> **What to produce**:
Copy all entries without alteration and skip the pictures they hold.

:: Task material ::

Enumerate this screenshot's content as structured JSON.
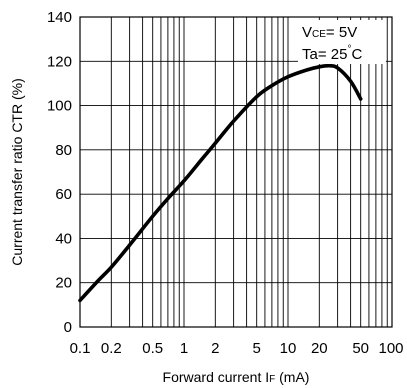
{
  "chart_data": {
    "type": "line",
    "xscale": "log",
    "xlim": [
      0.1,
      100
    ],
    "ylim": [
      0,
      140
    ],
    "grid": true,
    "xlabel": {
      "main": "Forward current I",
      "sub": "F",
      "unit": " (mA)"
    },
    "ylabel": "Current transfer ratio CTR (%)",
    "x_ticks": [
      0.1,
      0.2,
      0.5,
      1,
      2,
      5,
      10,
      20,
      50,
      100
    ],
    "x_tick_labels": [
      "0.1",
      "0.2",
      "0.5",
      "1",
      "2",
      "5",
      "10",
      "20",
      "50",
      "100"
    ],
    "y_ticks": [
      0,
      20,
      40,
      60,
      80,
      100,
      120,
      140
    ],
    "y_tick_labels": [
      "0",
      "20",
      "40",
      "60",
      "80",
      "100",
      "120",
      "140"
    ],
    "annotations": {
      "vce": {
        "prefix": "V",
        "sub": "CE",
        "suffix": "= 5V"
      },
      "ta": {
        "prefix": "Ta= 25",
        "sup": "°",
        "suffix": "C"
      }
    },
    "series": [
      {
        "x": [
          0.1,
          0.15,
          0.2,
          0.3,
          0.5,
          0.7,
          1,
          1.5,
          2,
          3,
          5,
          7,
          10,
          15,
          20,
          25,
          30,
          40,
          50
        ],
        "y": [
          12,
          21,
          27,
          37,
          50,
          58,
          66,
          76,
          83,
          93,
          104,
          109,
          113,
          116,
          117.5,
          118,
          117,
          111,
          103
        ]
      }
    ]
  }
}
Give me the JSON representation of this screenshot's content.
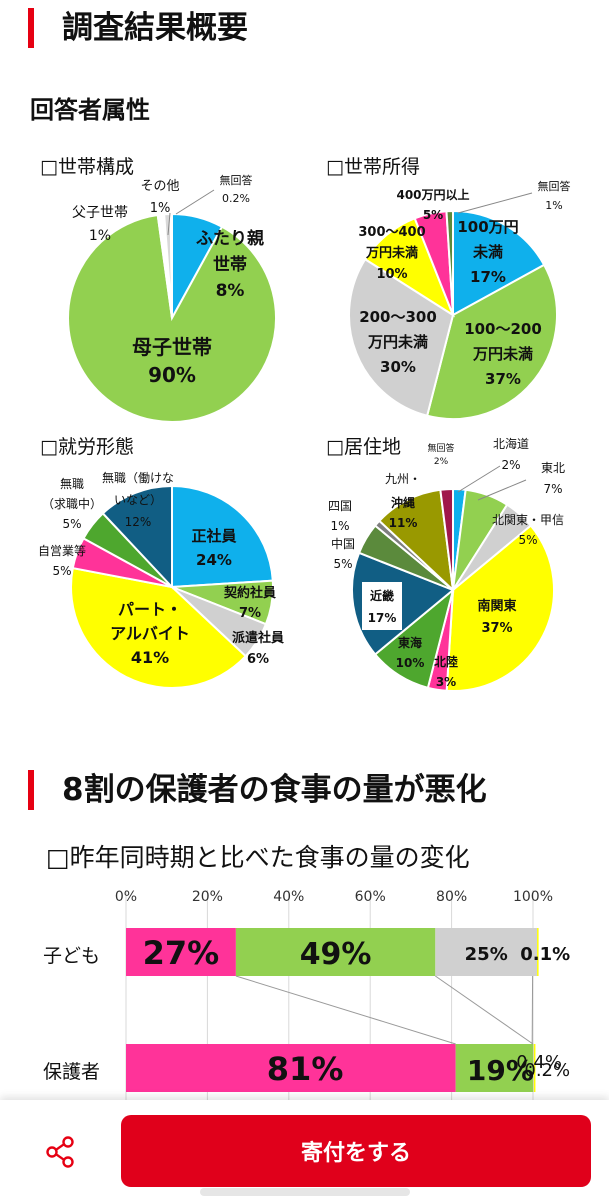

:::

> **Exercise solution**:
Enumerate this screenshot's content as structured JSON.
{
  "chart_data": {
    "type": "line",
    "xscale": "log",
    "xlim": [
      0.1,
      100
    ],
    "ylim": [
      0,
      140
    ],
    "grid": true,
    "xlabel": {
      "main": "Forward current I",
      "sub": "F",
      "unit": " (mA)"
    },
    "ylabel": "Current transfer ratio CTR (%)",
    "x_ticks": [
      0.1,
      0.2,
      0.5,
      1,
      2,
      5,
      10,
      20,
      50,
      100
    ],
    "x_tick_labels": [
      "0.1",
      "0.2",
      "0.5",
      "1",
      "2",
      "5",
      "10",
      "20",
      "50",
      "100"
    ],
    "y_ticks": [
      0,
      20,
      40,
      60,
      80,
      100,
      120,
      140
    ],
    "y_tick_labels": [
      "0",
      "20",
      "40",
      "60",
      "80",
      "100",
      "120",
      "140"
    ],
    "annotations": {
      "vce": {
        "prefix": "V",
        "sub": "CE",
        "suffix": "= 5V"
      },
      "ta": {
        "prefix": "Ta= 25",
        "sup": "°",
        "suffix": "C"
      }
    },
    "series": [
      {
        "x": [
          0.1,
          0.15,
          0.2,
          0.3,
          0.5,
          0.7,
          1,
          1.5,
          2,
          3,
          5,
          7,
          10,
          15,
          20,
          25,
          30,
          40,
          50
        ],
        "y": [
          12,
          21,
          27,
          37,
          50,
          58,
          66,
          76,
          83,
          93,
          104,
          109,
          113,
          116,
          117.5,
          118,
          117,
          111,
          103
        ]
      }
    ]
  }
}
Give me the JSON representation of this screenshot's content.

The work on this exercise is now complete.